Reproduce exactly the entries from the "What text is on this page?" line to the end. Skip all pictures.

(Stored entries)
━━━━━━
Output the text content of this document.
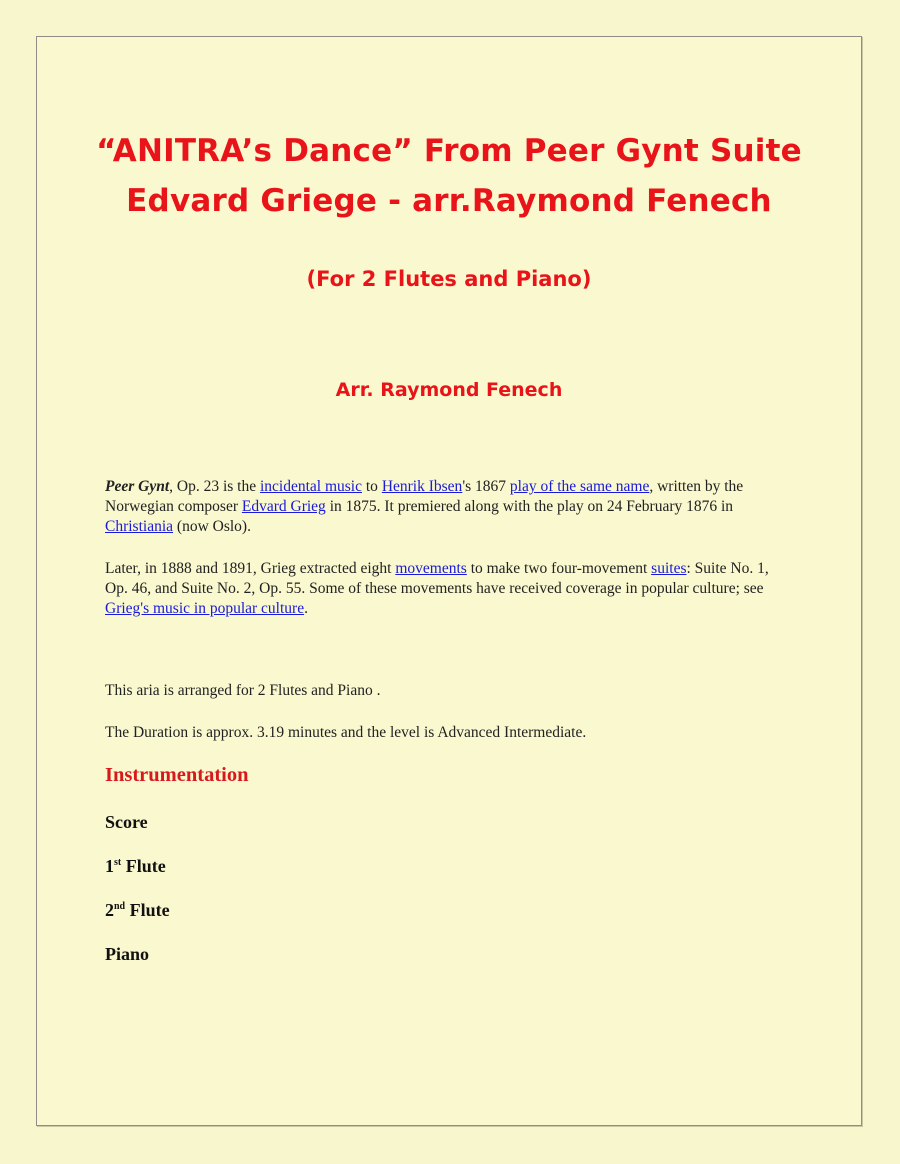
“ANITRA’s Dance” From Peer Gynt Suite
Edvard Griege - arr.Raymond Fenech
(For 2 Flutes and Piano)
Arr. Raymond Fenech

Peer Gynt, Op. 23 is the incidental music to Henrik Ibsen's 1867 play of the same name, written by the Norwegian composer Edvard Grieg in 1875. It premiered along with the play on 24 February 1876 in Christiania (now Oslo).

Later, in 1888 and 1891, Grieg extracted eight movements to make two four-movement suites: Suite No. 1, Op. 46, and Suite No. 2, Op. 55. Some of these movements have received coverage in popular culture; see Grieg's music in popular culture.

This aria is arranged for 2 Flutes and Piano .

The Duration is approx. 3.19 minutes and the level is Advanced Intermediate.

Instrumentation

Score

1st Flute

2nd Flute

Piano
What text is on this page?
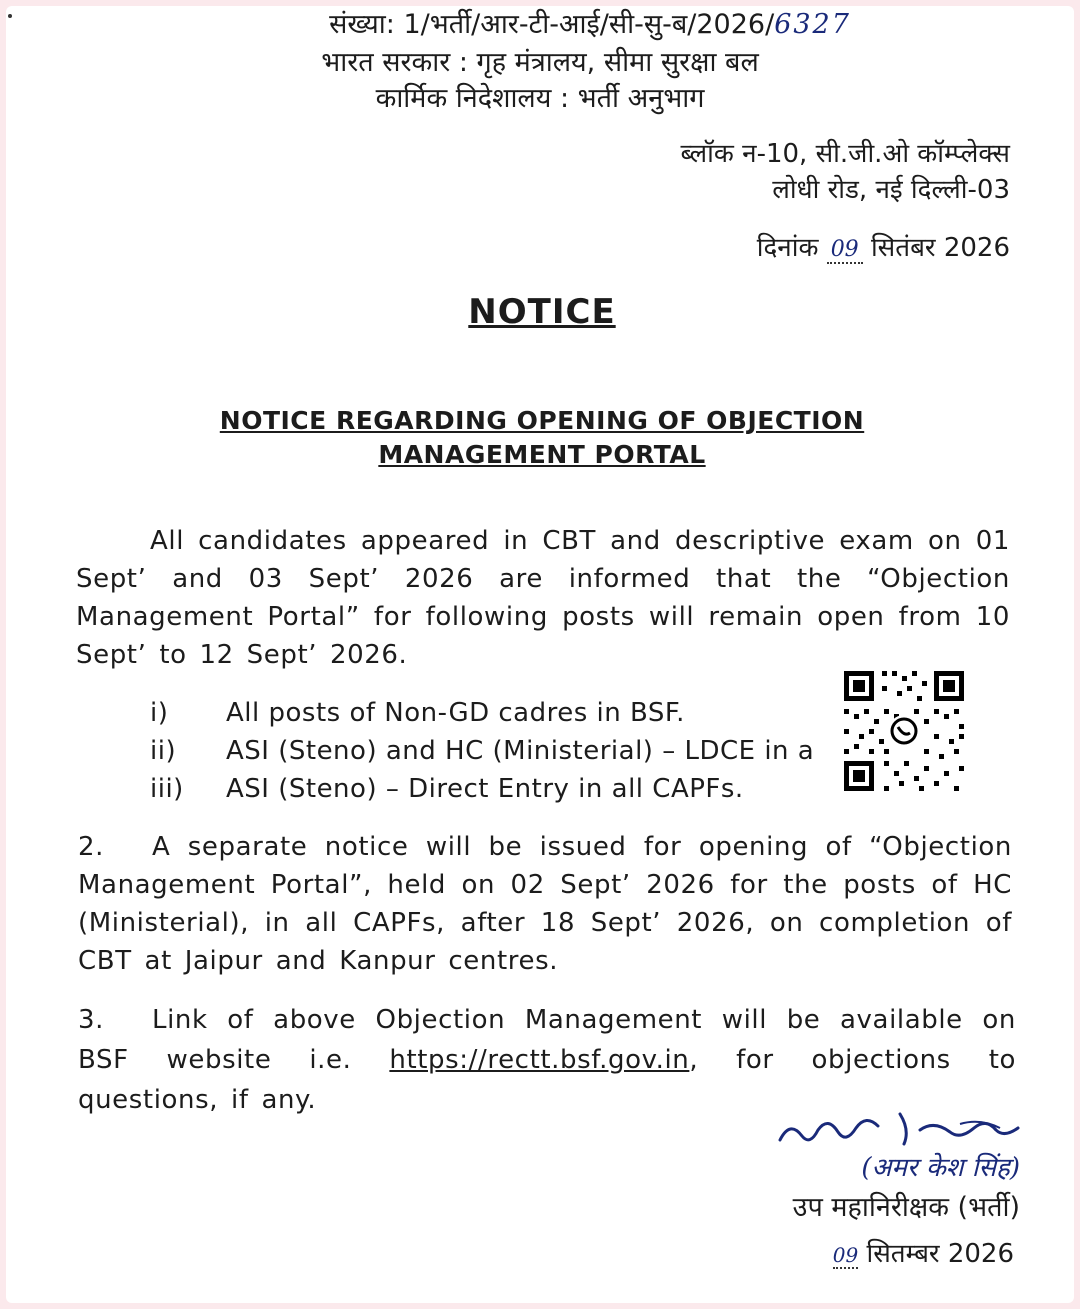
संख्या: 1/भर्ती/आर-टी-आई/सी-सु-ब/2026/6327
भारत सरकार : गृह मंत्रालय, सीमा सुरक्षा बल
कार्मिक निदेशालय : भर्ती अनुभाग
ब्लॉक न-10, सी.जी.ओ कॉम्प्लेक्स
लोधी रोड, नई दिल्ली-03
दिनांक 09 सितंबर 2026
NOTICE
NOTICE REGARDING OPENING OF OBJECTION
MANAGEMENT PORTAL
All candidates appeared in CBT and descriptive exam on 01 Sept’ and 03 Sept’ 2026 are informed that the “Objection Management Portal” for following posts will remain open from 10 Sept’ to 12 Sept’ 2026.
i)	All posts of Non-GD cadres in BSF.
ii)	ASI (Steno) and HC (Ministerial) – LDCE in a
iii)	ASI (Steno) – Direct Entry in all CAPFs.
2. A separate notice will be issued for opening of “Objection Management Portal”, held on 02 Sept’ 2026 for the posts of HC (Ministerial), in all CAPFs, after 18 Sept’ 2026, on completion of CBT at Jaipur and Kanpur centres.
3. Link of above Objection Management will be available on BSF website i.e. https://rectt.bsf.gov.in, for objections to questions, if any.
(अमर केश सिंह)
उप महानिरीक्षक (भर्ती)
09 सितम्बर 2026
━━━━━━
[Reply to the exercise]
What text is on this page?
संख्या: 1/भर्ती/आर-टी-आई/सी-सु-ब/2026/6327
भारत सरकार : गृह मंत्रालय, सीमा सुरक्षा बल
कार्मिक निदेशालय : भर्ती अनुभाग
ब्लॉक न-10, सी.जी.ओ कॉम्प्लेक्स
लोधी रोड, नई दिल्ली-03
दिनांक 09 सितंबर 2026
NOTICE
NOTICE REGARDING OPENING OF OBJECTION
MANAGEMENT PORTAL
All candidates appeared in CBT and descriptive exam on 01 Sept’ and 03 Sept’ 2026 are informed that the “Objection Management Portal” for following posts will remain open from 10 Sept’ to 12 Sept’ 2026.
i)	All posts of Non-GD cadres in BSF.
ii)	ASI (Steno) and HC (Ministerial) – LDCE in a
iii)	ASI (Steno) – Direct Entry in all CAPFs.
2. A separate notice will be issued for opening of “Objection Management Portal”, held on 02 Sept’ 2026 for the posts of HC (Ministerial), in all CAPFs, after 18 Sept’ 2026, on completion of CBT at Jaipur and Kanpur centres.
3. Link of above Objection Management will be available on BSF website i.e. https://rectt.bsf.gov.in, for objections to questions, if any.
(अमर केश सिंह)
उप महानिरीक्षक (भर्ती)
09 सितम्बर 2026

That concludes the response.